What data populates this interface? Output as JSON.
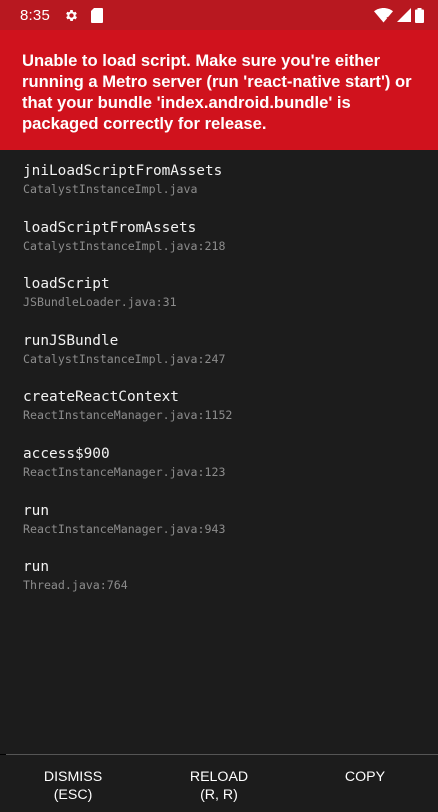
{
  "status_bar": {
    "time": "8:35",
    "icons": [
      "gear-icon",
      "sd-card-icon",
      "wifi-icon",
      "cellular-icon",
      "battery-icon"
    ]
  },
  "error": {
    "message": "Unable to load script. Make sure you're either running a Metro server (run 'react-native start') or that your bundle 'index.android.bundle' is packaged correctly for release."
  },
  "stack_trace": [
    {
      "method": "jniLoadScriptFromAssets",
      "location": "CatalystInstanceImpl.java"
    },
    {
      "method": "loadScriptFromAssets",
      "location": "CatalystInstanceImpl.java:218"
    },
    {
      "method": "loadScript",
      "location": "JSBundleLoader.java:31"
    },
    {
      "method": "runJSBundle",
      "location": "CatalystInstanceImpl.java:247"
    },
    {
      "method": "createReactContext",
      "location": "ReactInstanceManager.java:1152"
    },
    {
      "method": "access$900",
      "location": "ReactInstanceManager.java:123"
    },
    {
      "method": "run",
      "location": "ReactInstanceManager.java:943"
    },
    {
      "method": "run",
      "location": "Thread.java:764"
    }
  ],
  "buttons": {
    "dismiss": {
      "label": "DISMISS",
      "shortcut": "(ESC)"
    },
    "reload": {
      "label": "RELOAD",
      "shortcut": "(R, R)"
    },
    "copy": {
      "label": "COPY"
    }
  },
  "colors": {
    "status_bar": "#b81820",
    "error_banner": "#d0121d",
    "panel": "#1c1c1c",
    "method_text": "#f2f2f2",
    "location_text": "#8c8c8c"
  }
}
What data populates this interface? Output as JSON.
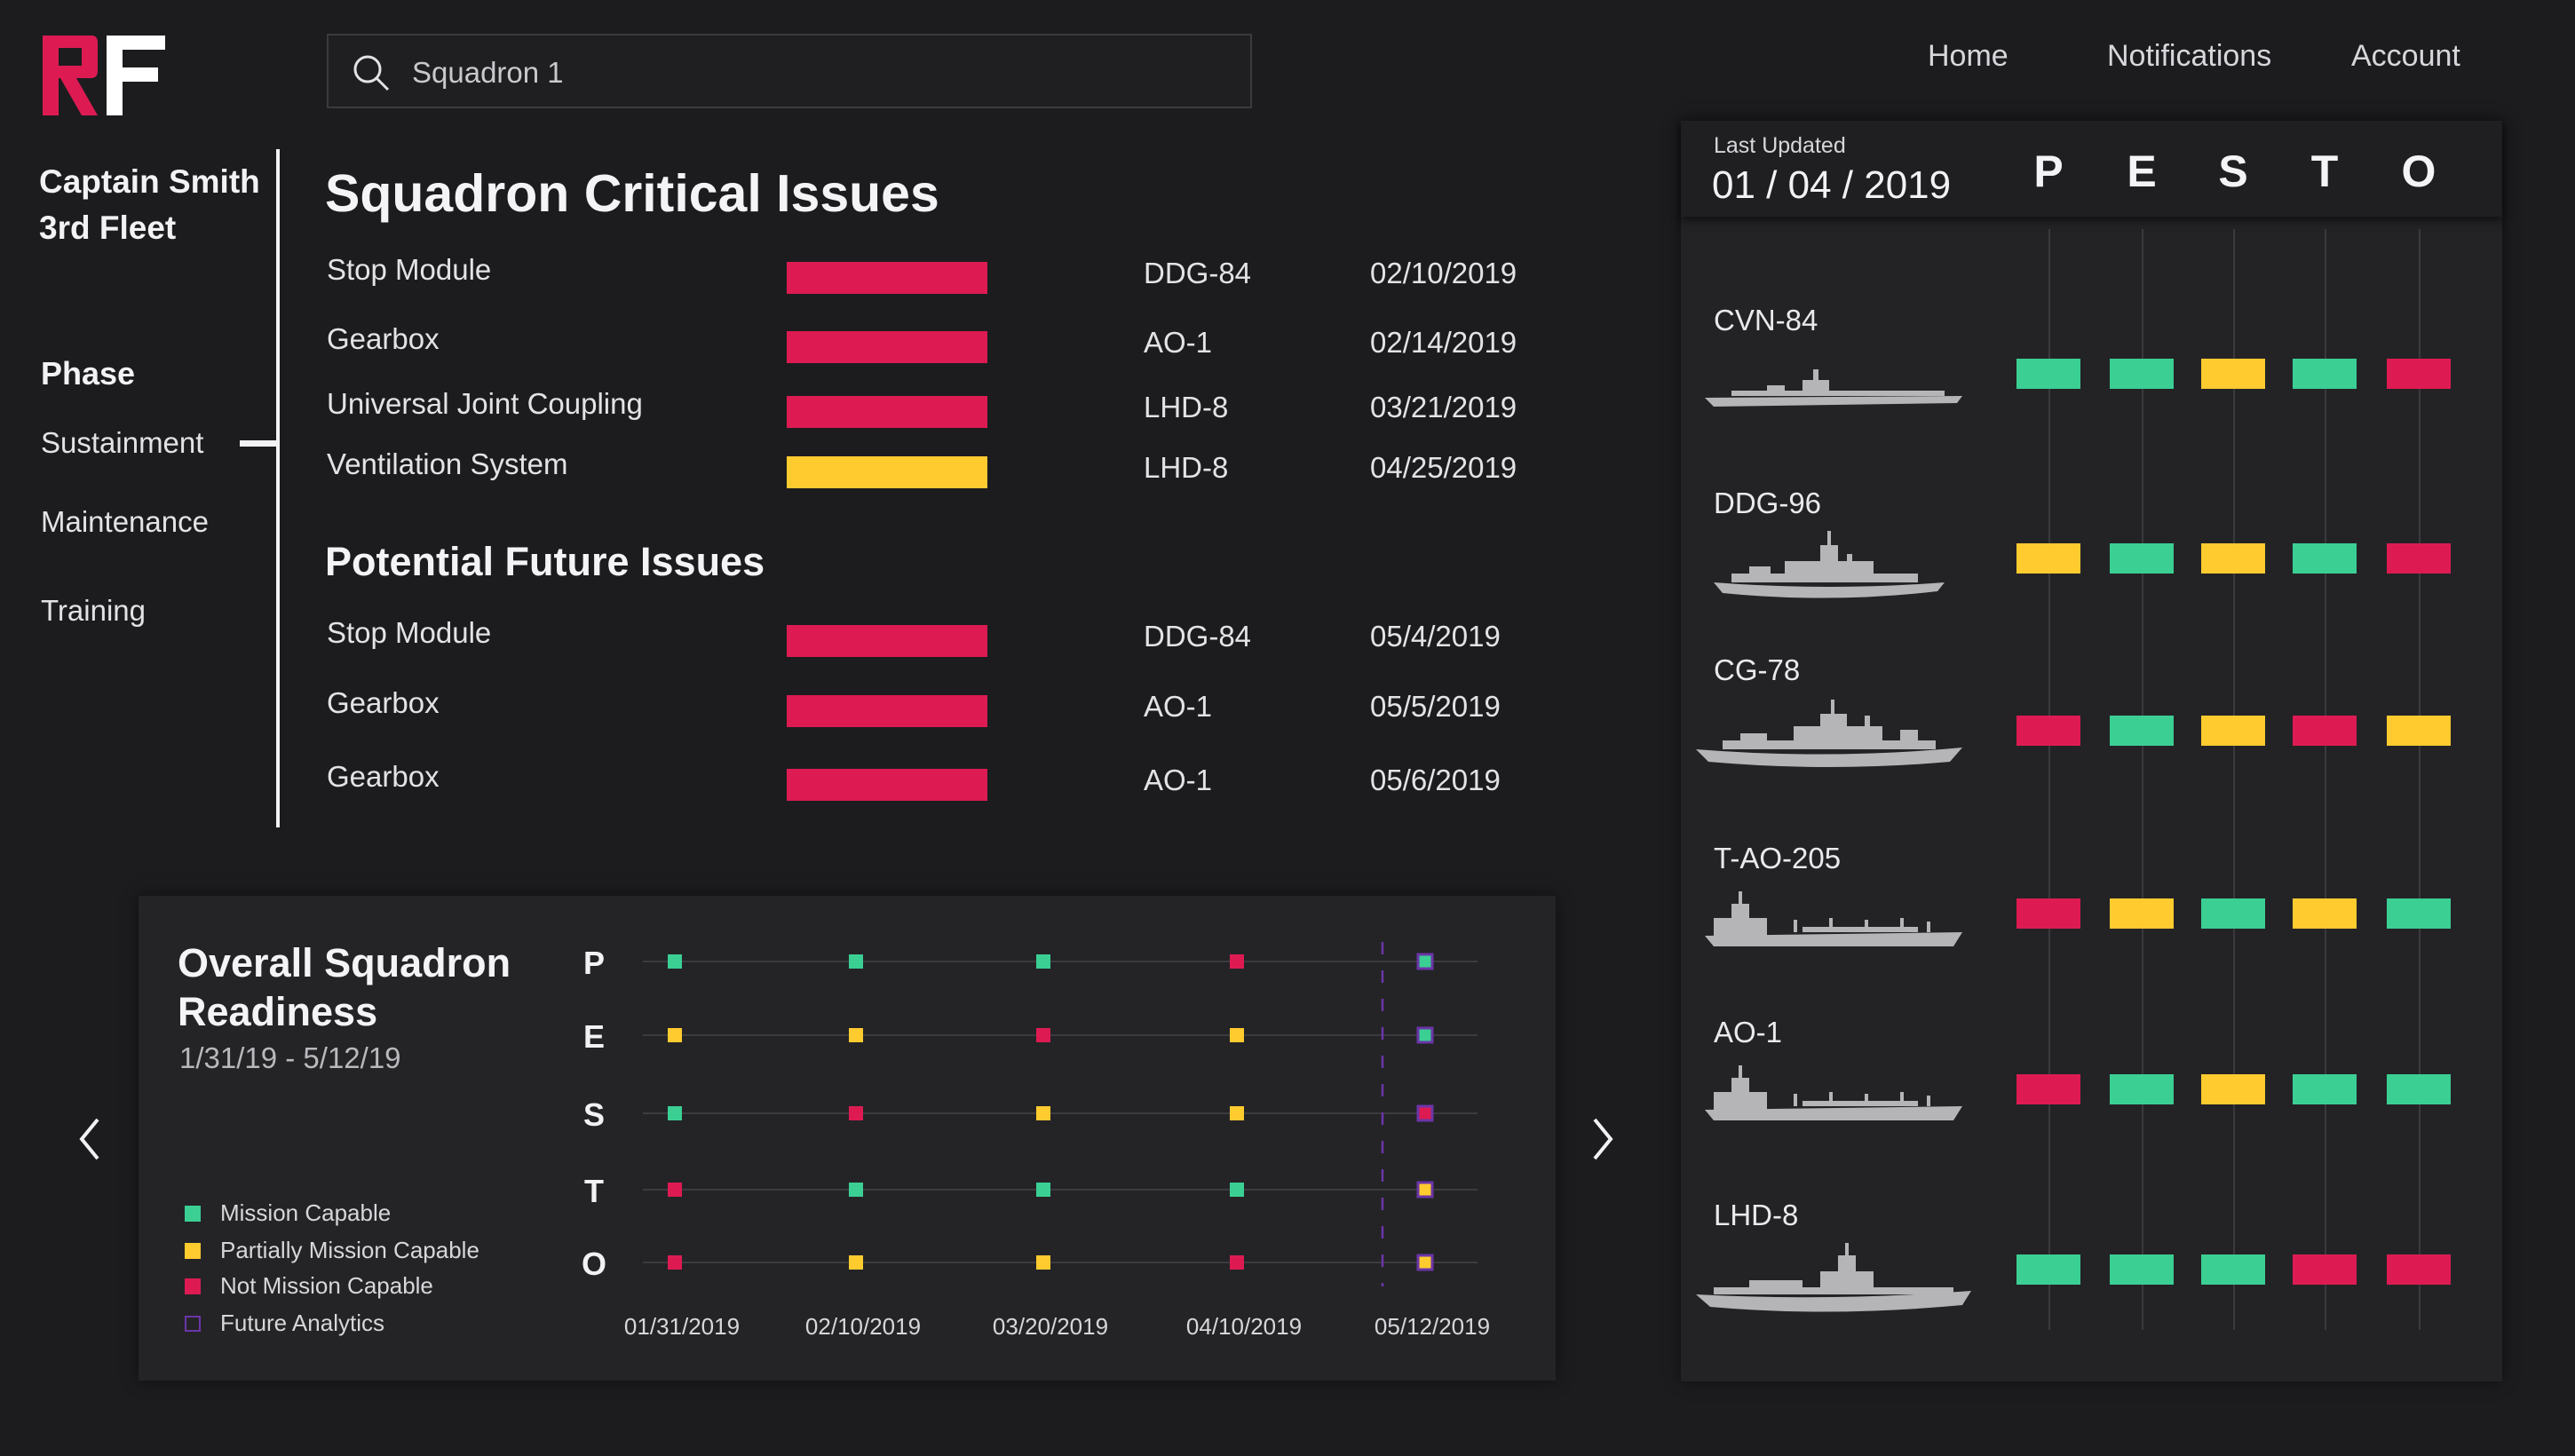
{
  "app": {
    "brand_letters": "RF"
  },
  "search": {
    "value": "Squadron 1"
  },
  "nav": {
    "home": "Home",
    "notifications": "Notifications",
    "account": "Account"
  },
  "user": {
    "name": "Captain Smith",
    "fleet": "3rd Fleet"
  },
  "phase": {
    "heading": "Phase",
    "items": [
      "Sustainment",
      "Maintenance",
      "Training"
    ],
    "selected": "Sustainment"
  },
  "colors": {
    "mission_capable": "#3bcf94",
    "partially_capable": "#ffcb2f",
    "not_capable": "#dd1b52",
    "future": "#6b35a8"
  },
  "critical": {
    "title": "Squadron Critical Issues",
    "rows": [
      {
        "name": "Stop Module",
        "status": "not_capable",
        "ship": "DDG-84",
        "date": "02/10/2019"
      },
      {
        "name": "Gearbox",
        "status": "not_capable",
        "ship": "AO-1",
        "date": "02/14/2019"
      },
      {
        "name": "Universal Joint Coupling",
        "status": "not_capable",
        "ship": "LHD-8",
        "date": "03/21/2019"
      },
      {
        "name": "Ventilation System",
        "status": "partially_capable",
        "ship": "LHD-8",
        "date": "04/25/2019"
      }
    ]
  },
  "future": {
    "title": "Potential Future Issues",
    "rows": [
      {
        "name": "Stop Module",
        "status": "not_capable",
        "ship": "DDG-84",
        "date": "05/4/2019"
      },
      {
        "name": "Gearbox",
        "status": "not_capable",
        "ship": "AO-1",
        "date": "05/5/2019"
      },
      {
        "name": "Gearbox",
        "status": "not_capable",
        "ship": "AO-1",
        "date": "05/6/2019"
      }
    ]
  },
  "readiness": {
    "title_line1": "Overall Squadron",
    "title_line2": "Readiness",
    "range": "1/31/19 - 5/12/19",
    "legend": {
      "mission_capable": "Mission Capable",
      "partially_capable": "Partially Mission Capable",
      "not_capable": "Not Mission Capable",
      "future": "Future Analytics"
    }
  },
  "chart_data": {
    "type": "scatter",
    "categories": [
      "01/31/2019",
      "02/10/2019",
      "03/20/2019",
      "04/10/2019",
      "05/12/2019"
    ],
    "rows": [
      "P",
      "E",
      "S",
      "T",
      "O"
    ],
    "future_from": "05/12/2019",
    "grid": true,
    "series": [
      {
        "row": "P",
        "values": [
          "mission_capable",
          "mission_capable",
          "mission_capable",
          "not_capable",
          "mission_capable"
        ]
      },
      {
        "row": "E",
        "values": [
          "partially_capable",
          "partially_capable",
          "not_capable",
          "partially_capable",
          "mission_capable"
        ]
      },
      {
        "row": "S",
        "values": [
          "mission_capable",
          "not_capable",
          "partially_capable",
          "partially_capable",
          "not_capable"
        ]
      },
      {
        "row": "T",
        "values": [
          "not_capable",
          "mission_capable",
          "mission_capable",
          "mission_capable",
          "partially_capable"
        ]
      },
      {
        "row": "O",
        "values": [
          "not_capable",
          "partially_capable",
          "partially_capable",
          "not_capable",
          "partially_capable"
        ]
      }
    ]
  },
  "status_panel": {
    "last_updated_label": "Last Updated",
    "last_updated": "01 / 04 / 2019",
    "columns": [
      "P",
      "E",
      "S",
      "T",
      "O"
    ],
    "ships": [
      {
        "name": "CVN-84",
        "icon": "aircraft-carrier-icon",
        "status": [
          "mission_capable",
          "mission_capable",
          "partially_capable",
          "mission_capable",
          "not_capable"
        ]
      },
      {
        "name": "DDG-96",
        "icon": "destroyer-icon",
        "status": [
          "partially_capable",
          "mission_capable",
          "partially_capable",
          "mission_capable",
          "not_capable"
        ]
      },
      {
        "name": "CG-78",
        "icon": "cruiser-icon",
        "status": [
          "not_capable",
          "mission_capable",
          "partially_capable",
          "not_capable",
          "partially_capable"
        ]
      },
      {
        "name": "T-AO-205",
        "icon": "oiler-icon",
        "status": [
          "not_capable",
          "partially_capable",
          "mission_capable",
          "partially_capable",
          "mission_capable"
        ]
      },
      {
        "name": "AO-1",
        "icon": "oiler-icon",
        "status": [
          "not_capable",
          "mission_capable",
          "partially_capable",
          "mission_capable",
          "mission_capable"
        ]
      },
      {
        "name": "LHD-8",
        "icon": "amphibious-assault-ship-icon",
        "status": [
          "mission_capable",
          "mission_capable",
          "mission_capable",
          "not_capable",
          "not_capable"
        ]
      }
    ]
  }
}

------------

_REQUIREMENT_
Repeat the material above verbatim, with no pictures in the output.

_WRITTEN REPLY_
What data populates this interface? Output as JSON.
{
  "status_bar": {
    "time": "8:35",
    "icons": [
      "gear-icon",
      "sd-card-icon",
      "wifi-icon",
      "cellular-icon",
      "battery-icon"
    ]
  },
  "error": {
    "message": "Unable to load script. Make sure you're either running a Metro server (run 'react-native start') or that your bundle 'index.android.bundle' is packaged correctly for release."
  },
  "stack_trace": [
    {
      "method": "jniLoadScriptFromAssets",
      "location": "CatalystInstanceImpl.java"
    },
    {
      "method": "loadScriptFromAssets",
      "location": "CatalystInstanceImpl.java:218"
    },
    {
      "method": "loadScript",
      "location": "JSBundleLoader.java:31"
    },
    {
      "method": "runJSBundle",
      "location": "CatalystInstanceImpl.java:247"
    },
    {
      "method": "createReactContext",
      "location": "ReactInstanceManager.java:1152"
    },
    {
      "method": "access$900",
      "location": "ReactInstanceManager.java:123"
    },
    {
      "method": "run",
      "location": "ReactInstanceManager.java:943"
    },
    {
      "method": "run",
      "location": "Thread.java:764"
    }
  ],
  "buttons": {
    "dismiss": {
      "label": "DISMISS",
      "shortcut": "(ESC)"
    },
    "reload": {
      "label": "RELOAD",
      "shortcut": "(R, R)"
    },
    "copy": {
      "label": "COPY"
    }
  },
  "colors": {
    "status_bar": "#b81820",
    "error_banner": "#d0121d",
    "panel": "#1c1c1c",
    "method_text": "#f2f2f2",
    "location_text": "#8c8c8c"
  }
}
What data populates this interface? Output as JSON.
{
  "app": {
    "brand_letters": "RF"
  },
  "search": {
    "value": "Squadron 1"
  },
  "nav": {
    "home": "Home",
    "notifications": "Notifications",
    "account": "Account"
  },
  "user": {
    "name": "Captain Smith",
    "fleet": "3rd Fleet"
  },
  "phase": {
    "heading": "Phase",
    "items": [
      "Sustainment",
      "Maintenance",
      "Training"
    ],
    "selected": "Sustainment"
  },
  "colors": {
    "mission_capable": "#3bcf94",
    "partially_capable": "#ffcb2f",
    "not_capable": "#dd1b52",
    "future": "#6b35a8"
  },
  "critical": {
    "title": "Squadron Critical Issues",
    "rows": [
      {
        "name": "Stop Module",
        "status": "not_capable",
        "ship": "DDG-84",
        "date": "02/10/2019"
      },
      {
        "name": "Gearbox",
        "status": "not_capable",
        "ship": "AO-1",
        "date": "02/14/2019"
      },
      {
        "name": "Universal Joint Coupling",
        "status": "not_capable",
        "ship": "LHD-8",
        "date": "03/21/2019"
      },
      {
        "name": "Ventilation System",
        "status": "partially_capable",
        "ship": "LHD-8",
        "date": "04/25/2019"
      }
    ]
  },
  "future": {
    "title": "Potential Future Issues",
    "rows": [
      {
        "name": "Stop Module",
        "status": "not_capable",
        "ship": "DDG-84",
        "date": "05/4/2019"
      },
      {
        "name": "Gearbox",
        "status": "not_capable",
        "ship": "AO-1",
        "date": "05/5/2019"
      },
      {
        "name": "Gearbox",
        "status": "not_capable",
        "ship": "AO-1",
        "date": "05/6/2019"
      }
    ]
  },
  "readiness": {
    "title_line1": "Overall Squadron",
    "title_line2": "Readiness",
    "range": "1/31/19 - 5/12/19",
    "legend": {
      "mission_capable": "Mission Capable",
      "partially_capable": "Partially Mission Capable",
      "not_capable": "Not Mission Capable",
      "future": "Future Analytics"
    }
  },
  "chart_data": {
    "type": "scatter",
    "categories": [
      "01/31/2019",
      "02/10/2019",
      "03/20/2019",
      "04/10/2019",
      "05/12/2019"
    ],
    "rows": [
      "P",
      "E",
      "S",
      "T",
      "O"
    ],
    "future_from": "05/12/2019",
    "grid": true,
    "series": [
      {
        "row": "P",
        "values": [
          "mission_capable",
          "mission_capable",
          "mission_capable",
          "not_capable",
          "mission_capable"
        ]
      },
      {
        "row": "E",
        "values": [
          "partially_capable",
          "partially_capable",
          "not_capable",
          "partially_capable",
          "mission_capable"
        ]
      },
      {
        "row": "S",
        "values": [
          "mission_capable",
          "not_capable",
          "partially_capable",
          "partially_capable",
          "not_capable"
        ]
      },
      {
        "row": "T",
        "values": [
          "not_capable",
          "mission_capable",
          "mission_capable",
          "mission_capable",
          "partially_capable"
        ]
      },
      {
        "row": "O",
        "values": [
          "not_capable",
          "partially_capable",
          "partially_capable",
          "not_capable",
          "partially_capable"
        ]
      }
    ]
  },
  "status_panel": {
    "last_updated_label": "Last Updated",
    "last_updated": "01 / 04 / 2019",
    "columns": [
      "P",
      "E",
      "S",
      "T",
      "O"
    ],
    "ships": [
      {
        "name": "CVN-84",
        "icon": "aircraft-carrier-icon",
        "status": [
          "mission_capable",
          "mission_capable",
          "partially_capable",
          "mission_capable",
          "not_capable"
        ]
      },
      {
        "name": "DDG-96",
        "icon": "destroyer-icon",
        "status": [
          "partially_capable",
          "mission_capable",
          "partially_capable",
          "mission_capable",
          "not_capable"
        ]
      },
      {
        "name": "CG-78",
        "icon": "cruiser-icon",
        "status": [
          "not_capable",
          "mission_capable",
          "partially_capable",
          "not_capable",
          "partially_capable"
        ]
      },
      {
        "name": "T-AO-205",
        "icon": "oiler-icon",
        "status": [
          "not_capable",
          "partially_capable",
          "mission_capable",
          "partially_capable",
          "mission_capable"
        ]
      },
      {
        "name": "AO-1",
        "icon": "oiler-icon",
        "status": [
          "not_capable",
          "mission_capable",
          "partially_capable",
          "mission_capable",
          "mission_capable"
        ]
      },
      {
        "name": "LHD-8",
        "icon": "amphibious-assault-ship-icon",
        "status": [
          "mission_capable",
          "mission_capable",
          "mission_capable",
          "not_capable",
          "not_capable"
        ]
      }
    ]
  }
}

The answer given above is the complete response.